PROBLEM STATEMENT: Sort through the data and copy the lines holding the word "JSON".

-- START OF INPUT RECORDS --

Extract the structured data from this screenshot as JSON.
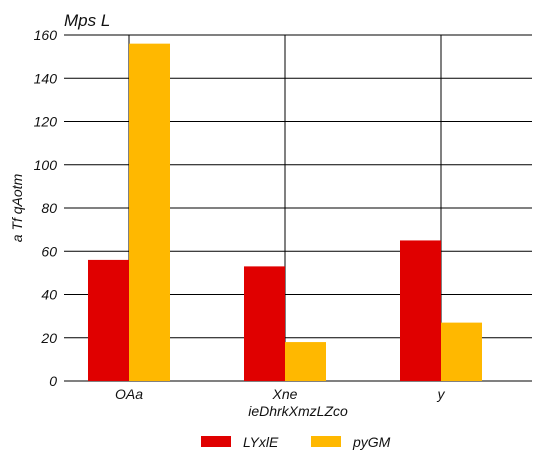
{
  "chart_data": {
    "type": "bar",
    "title": "Mps L",
    "xlabel": "ieDhrkXmzLZco",
    "ylabel": "a Tf qAotm",
    "categories": [
      "OAa",
      "Xne",
      "y"
    ],
    "series": [
      {
        "name": "LYxlE",
        "color": "#e00000",
        "values": [
          56,
          53,
          65
        ]
      },
      {
        "name": "pyGM",
        "color": "#ffb800",
        "values": [
          156,
          18,
          27
        ]
      }
    ],
    "ylim": [
      0,
      160
    ],
    "yticks": [
      0,
      20,
      40,
      60,
      80,
      100,
      120,
      140,
      160
    ],
    "grid": true,
    "legend_position": "bottom-center"
  }
}
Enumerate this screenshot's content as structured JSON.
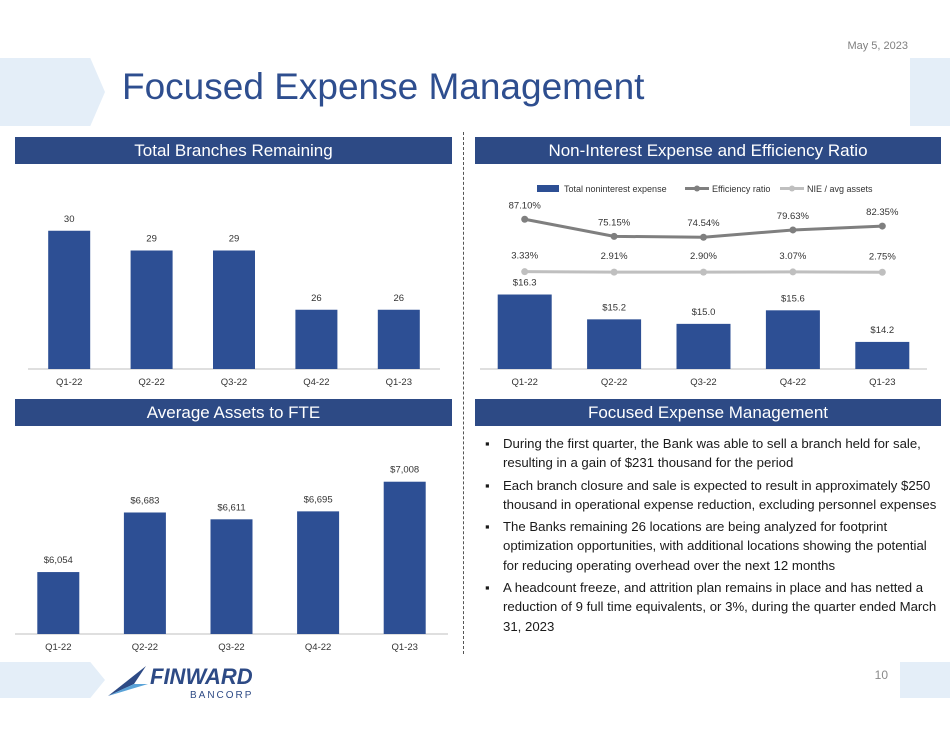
{
  "date": "May 5, 2023",
  "title": "Focused Expense Management",
  "page_number": "10",
  "logo": {
    "name": "FINWARD",
    "sub": "BANCORP"
  },
  "colors": {
    "bar": "#2d4f94",
    "header": "#2d4a85",
    "line": "#7f7f7f",
    "line2": "#bfbfbf",
    "title": "#2e4e8f"
  },
  "headers": {
    "branches": "Total Branches Remaining",
    "nie": "Non-Interest Expense and Efficiency Ratio",
    "assets": "Average Assets to FTE",
    "focused": "Focused Expense Management"
  },
  "bullets": [
    "During the first quarter, the Bank was able to sell a branch held for sale, resulting in a gain of $231 thousand for the period",
    "Each branch closure and sale is expected to result in approximately $250 thousand in operational expense reduction, excluding personnel expenses",
    "The Banks remaining 26 locations are being analyzed for footprint optimization opportunities, with additional locations showing the potential for reducing  operating overhead over the next 12 months",
    "A headcount freeze, and attrition plan remains in place and has netted a reduction of 9 full time equivalents, or 3%, during the quarter ended March 31, 2023"
  ],
  "chart_data": [
    {
      "id": "branches",
      "type": "bar",
      "title": "Total Branches Remaining",
      "categories": [
        "Q1-22",
        "Q2-22",
        "Q3-22",
        "Q4-22",
        "Q1-23"
      ],
      "values": [
        30,
        29,
        29,
        26,
        26
      ],
      "labels": [
        "30",
        "29",
        "29",
        "26",
        "26"
      ],
      "ylim": [
        23,
        31
      ]
    },
    {
      "id": "nie",
      "type": "bar",
      "title": "Non-Interest Expense and Efficiency Ratio",
      "categories": [
        "Q1-22",
        "Q2-22",
        "Q3-22",
        "Q4-22",
        "Q1-23"
      ],
      "series": [
        {
          "name": "Total noninterest expense",
          "type": "bar",
          "values": [
            16.3,
            15.2,
            15.0,
            15.6,
            14.2
          ],
          "labels": [
            "$16.3",
            "$15.2",
            "$15.0",
            "$15.6",
            "$14.2"
          ]
        },
        {
          "name": "Efficiency ratio",
          "type": "line",
          "values": [
            87.1,
            75.15,
            74.54,
            79.63,
            82.35
          ],
          "labels": [
            "87.10%",
            "75.15%",
            "74.54%",
            "79.63%",
            "82.35%"
          ]
        },
        {
          "name": "NIE / avg assets",
          "type": "line",
          "values": [
            3.33,
            2.91,
            2.9,
            3.07,
            2.75
          ],
          "labels": [
            "3.33%",
            "2.91%",
            "2.90%",
            "3.07%",
            "2.75%"
          ]
        }
      ],
      "bar_ylim": [
        13,
        16.5
      ],
      "legend": "top"
    },
    {
      "id": "assets",
      "type": "bar",
      "title": "Average Assets to FTE",
      "categories": [
        "Q1-22",
        "Q2-22",
        "Q3-22",
        "Q4-22",
        "Q1-23"
      ],
      "values": [
        6054,
        6683,
        6611,
        6695,
        7008
      ],
      "labels": [
        "$6,054",
        "$6,683",
        "$6,611",
        "$6,695",
        "$7,008"
      ],
      "ylim": [
        5400,
        7100
      ]
    }
  ]
}
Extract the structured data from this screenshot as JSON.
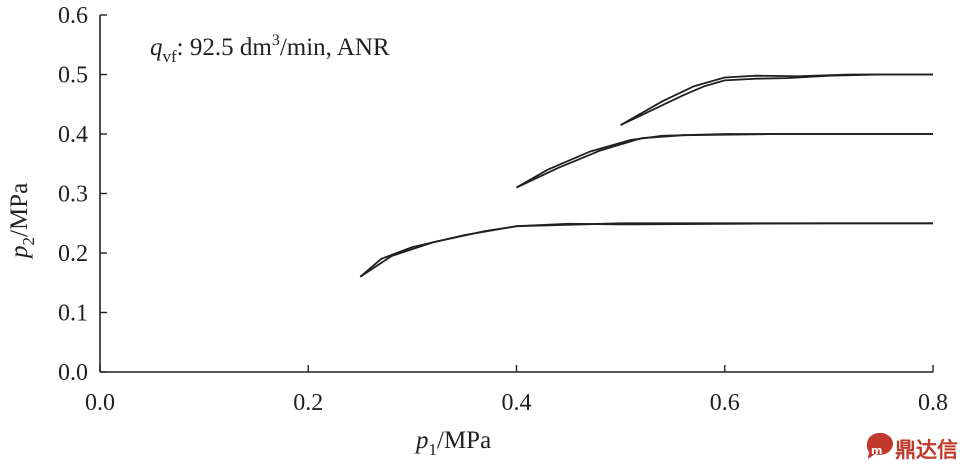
{
  "chart_data": {
    "type": "line",
    "x_ticks": [
      "0.0",
      "0.2",
      "0.4",
      "0.6",
      "0.8"
    ],
    "y_ticks": [
      "0.0",
      "0.1",
      "0.2",
      "0.3",
      "0.4",
      "0.5",
      "0.6"
    ],
    "xlim": [
      0,
      0.8
    ],
    "ylim": [
      0,
      0.6
    ],
    "grid": false,
    "xlabel": {
      "symbol": "p",
      "sub": "1",
      "unit": "/MPa"
    },
    "ylabel": {
      "symbol": "p",
      "sub": "2",
      "unit": "/MPa"
    },
    "annotation": {
      "symbol": "q",
      "sub": "vf",
      "text_before_sup": ": 92.5 dm",
      "sup": "3",
      "text_after_sup": "/min, ANR"
    },
    "series": [
      {
        "x": [
          0.25,
          0.27,
          0.3,
          0.35,
          0.4,
          0.5,
          0.6,
          0.7,
          0.8
        ],
        "y": [
          0.16,
          0.19,
          0.21,
          0.23,
          0.245,
          0.25,
          0.25,
          0.25,
          0.25
        ]
      },
      {
        "x": [
          0.25,
          0.28,
          0.32,
          0.37,
          0.4,
          0.45,
          0.5,
          0.6,
          0.7,
          0.8
        ],
        "y": [
          0.16,
          0.195,
          0.218,
          0.237,
          0.245,
          0.249,
          0.248,
          0.249,
          0.25,
          0.25
        ]
      },
      {
        "x": [
          0.4,
          0.43,
          0.47,
          0.51,
          0.54,
          0.6,
          0.7,
          0.8
        ],
        "y": [
          0.31,
          0.34,
          0.37,
          0.39,
          0.397,
          0.4,
          0.4,
          0.4
        ]
      },
      {
        "x": [
          0.4,
          0.44,
          0.48,
          0.52,
          0.56,
          0.65,
          0.8
        ],
        "y": [
          0.31,
          0.343,
          0.372,
          0.393,
          0.398,
          0.4,
          0.4
        ]
      },
      {
        "x": [
          0.5,
          0.53,
          0.56,
          0.58,
          0.6,
          0.63,
          0.66,
          0.7,
          0.75,
          0.8
        ],
        "y": [
          0.415,
          0.44,
          0.465,
          0.48,
          0.49,
          0.493,
          0.494,
          0.498,
          0.5,
          0.5
        ]
      },
      {
        "x": [
          0.5,
          0.54,
          0.57,
          0.6,
          0.63,
          0.67,
          0.72,
          0.8
        ],
        "y": [
          0.415,
          0.455,
          0.48,
          0.495,
          0.498,
          0.497,
          0.5,
          0.5
        ]
      }
    ]
  },
  "watermark": {
    "icon": "chat-bubble-icon",
    "text": "鼎达信"
  }
}
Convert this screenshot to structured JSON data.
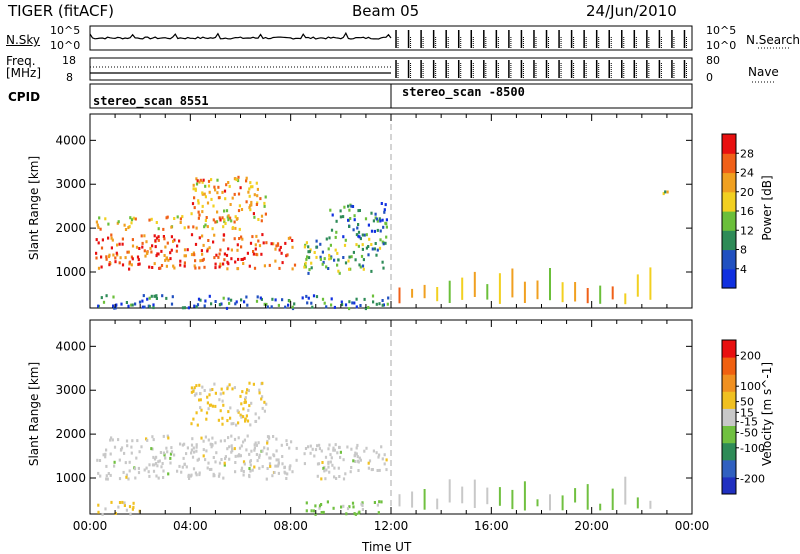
{
  "header": {
    "title": "TIGER (fitACF)",
    "beam": "Beam 05",
    "date": "24/Jun/2010"
  },
  "status_panels": {
    "nsky_label": "N.Sky",
    "nsky_ticks": [
      "10^5",
      "10^0"
    ],
    "freq_label": "Freq.",
    "freq_unit": "[MHz]",
    "freq_ticks": [
      "18",
      "8"
    ],
    "cpid_label": "CPID",
    "nsearch_label": "N.Search",
    "nsearch_ticks": [
      "10^5",
      "10^0"
    ],
    "nave_label": "Nave",
    "nave_ticks": [
      "80",
      "0"
    ],
    "cpid_modes": [
      {
        "label": "stereo_scan  8551",
        "start": "00:00",
        "end": "12:00"
      },
      {
        "label": "stereo_scan  -8500",
        "start": "12:00",
        "end": "24:00"
      }
    ]
  },
  "colors": {
    "power_scale": [
      "#1030e0",
      "#2050c0",
      "#2e8b57",
      "#6bbf3a",
      "#f2d020",
      "#f0a020",
      "#f06018",
      "#e81010"
    ],
    "velocity_scale": [
      "#2030c0",
      "#3060c0",
      "#2e8b57",
      "#70c040",
      "#c8c8c8",
      "#f0c020",
      "#f09020",
      "#f06010",
      "#e81010"
    ]
  },
  "chart_data": [
    {
      "type": "heatmap",
      "panel": "power",
      "xlabel": "Time UT",
      "ylabel": "Slant Range [km]",
      "xlim": [
        "00:00",
        "24:00"
      ],
      "ylim": [
        180,
        4600
      ],
      "x_ticks": [
        "00:00",
        "04:00",
        "08:00",
        "12:00",
        "16:00",
        "20:00",
        "00:00"
      ],
      "y_ticks": [
        1000,
        2000,
        3000,
        4000
      ],
      "colorbar": {
        "label": "Power [dB]",
        "ticks": [
          4,
          8,
          12,
          16,
          20,
          24,
          28
        ],
        "range": [
          0,
          32
        ]
      },
      "regions": [
        {
          "t0": 0.2,
          "t1": 8.2,
          "r0": 1100,
          "r1": 1900,
          "value": 27
        },
        {
          "t0": 0.2,
          "t1": 6.0,
          "r0": 2000,
          "r1": 2300,
          "value": 20
        },
        {
          "t0": 0.2,
          "t1": 12.0,
          "r0": 200,
          "r1": 500,
          "value": 8
        },
        {
          "t0": 4.0,
          "t1": 7.0,
          "r0": 2200,
          "r1": 3200,
          "value": 22
        },
        {
          "t0": 8.5,
          "t1": 11.8,
          "r0": 1000,
          "r1": 1800,
          "value": 13
        },
        {
          "t0": 9.5,
          "t1": 11.8,
          "r0": 1800,
          "r1": 2600,
          "value": 8
        },
        {
          "t0": 22.8,
          "t1": 23.0,
          "r0": 2600,
          "r1": 3000,
          "value": 16
        }
      ]
    },
    {
      "type": "heatmap",
      "panel": "velocity",
      "xlabel": "Time UT",
      "ylabel": "Slant Range [km]",
      "xlim": [
        "00:00",
        "24:00"
      ],
      "ylim": [
        180,
        4600
      ],
      "x_ticks": [
        "00:00",
        "04:00",
        "08:00",
        "12:00",
        "16:00",
        "20:00",
        "00:00"
      ],
      "y_ticks": [
        1000,
        2000,
        3000,
        4000
      ],
      "colorbar": {
        "label": "Velocity [m s^-1]",
        "ticks": [
          200,
          100,
          50,
          15,
          -15,
          -50,
          -100,
          -200
        ],
        "range": [
          -250,
          250
        ]
      },
      "regions": [
        {
          "t0": 0.2,
          "t1": 8.2,
          "r0": 1000,
          "r1": 2000,
          "value": 0
        },
        {
          "t0": 4.0,
          "t1": 7.0,
          "r0": 2200,
          "r1": 3200,
          "value": 40
        },
        {
          "t0": 0.2,
          "t1": 2.0,
          "r0": 200,
          "r1": 500,
          "value": 40
        },
        {
          "t0": 8.5,
          "t1": 11.8,
          "r0": 200,
          "r1": 500,
          "value": -40
        },
        {
          "t0": 8.5,
          "t1": 11.8,
          "r0": 1000,
          "r1": 1800,
          "value": 0
        }
      ]
    }
  ]
}
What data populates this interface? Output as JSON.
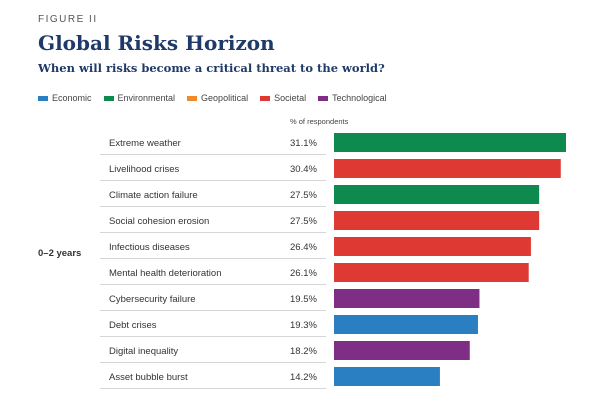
{
  "figure_label": "FIGURE II",
  "title": "Global Risks Horizon",
  "subtitle": "When will risks become a critical threat to the world?",
  "legend": [
    {
      "label": "Economic",
      "color": "#2a7fc3"
    },
    {
      "label": "Environmental",
      "color": "#0e8a4e"
    },
    {
      "label": "Geopolitical",
      "color": "#ef8b2c"
    },
    {
      "label": "Societal",
      "color": "#de3a33"
    },
    {
      "label": "Technological",
      "color": "#7f2e86"
    }
  ],
  "column_header": "% of respondents",
  "group_label": "0–2 years",
  "chart_data": {
    "type": "bar",
    "orientation": "horizontal",
    "xlim": [
      0,
      31.1
    ],
    "categories": [
      "Extreme weather",
      "Livelihood crises",
      "Climate action failure",
      "Social cohesion erosion",
      "Infectious diseases",
      "Mental health deterioration",
      "Cybersecurity failure",
      "Debt crises",
      "Digital inequality",
      "Asset bubble burst"
    ],
    "values": [
      31.1,
      30.4,
      27.5,
      27.5,
      26.4,
      26.1,
      19.5,
      19.3,
      18.2,
      14.2
    ],
    "value_labels": [
      "31.1%",
      "30.4%",
      "27.5%",
      "27.5%",
      "26.4%",
      "26.1%",
      "19.5%",
      "19.3%",
      "18.2%",
      "14.2%"
    ],
    "groups": [
      "Environmental",
      "Societal",
      "Environmental",
      "Societal",
      "Societal",
      "Societal",
      "Technological",
      "Economic",
      "Technological",
      "Economic"
    ],
    "colors": [
      "#0e8a4e",
      "#de3a33",
      "#0e8a4e",
      "#de3a33",
      "#de3a33",
      "#de3a33",
      "#7f2e86",
      "#2a7fc3",
      "#7f2e86",
      "#2a7fc3"
    ]
  }
}
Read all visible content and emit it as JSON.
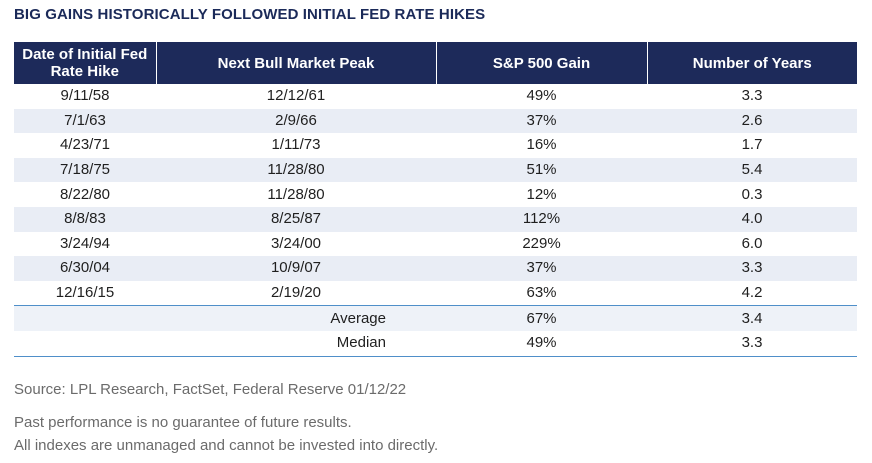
{
  "title": "BIG GAINS HISTORICALLY FOLLOWED INITIAL FED RATE HIKES",
  "chart_data": {
    "type": "table",
    "columns": [
      "Date of Initial Fed Rate Hike",
      "Next Bull Market Peak",
      "S&P 500 Gain",
      "Number of Years"
    ],
    "rows": [
      [
        "9/11/58",
        "12/12/61",
        "49%",
        "3.3"
      ],
      [
        "7/1/63",
        "2/9/66",
        "37%",
        "2.6"
      ],
      [
        "4/23/71",
        "1/11/73",
        "16%",
        "1.7"
      ],
      [
        "7/18/75",
        "11/28/80",
        "51%",
        "5.4"
      ],
      [
        "8/22/80",
        "11/28/80",
        "12%",
        "0.3"
      ],
      [
        "8/8/83",
        "8/25/87",
        "112%",
        "4.0"
      ],
      [
        "3/24/94",
        "3/24/00",
        "229%",
        "6.0"
      ],
      [
        "6/30/04",
        "10/9/07",
        "37%",
        "3.3"
      ],
      [
        "12/16/15",
        "2/19/20",
        "63%",
        "4.2"
      ]
    ],
    "summary": [
      {
        "label": "Average",
        "gain": "67%",
        "years": "3.4"
      },
      {
        "label": "Median",
        "gain": "49%",
        "years": "3.3"
      }
    ]
  },
  "footnotes": {
    "source": "Source: LPL Research, FactSet, Federal Reserve   01/12/22",
    "disclaimer_1": "Past performance is no guarantee of future results.",
    "disclaimer_2": "All indexes are unmanaged and cannot be invested into directly."
  },
  "colors": {
    "header_bg": "#1d2a5a",
    "title_text": "#1b2a59",
    "row_stripe": "#e9edf5",
    "rule": "#4f8fc9"
  }
}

-- END OF INPUT RECORDS --

EXERCISE ANSWER:
Extract the structured data from this screenshot as JSON.
Enumerate this screenshot's content as structured JSON.
Extract the structured data from this screenshot as JSON.
Convert this screenshot to structured JSON data.
What data populates this interface? Output as JSON.
Read all visible content and emit it as JSON.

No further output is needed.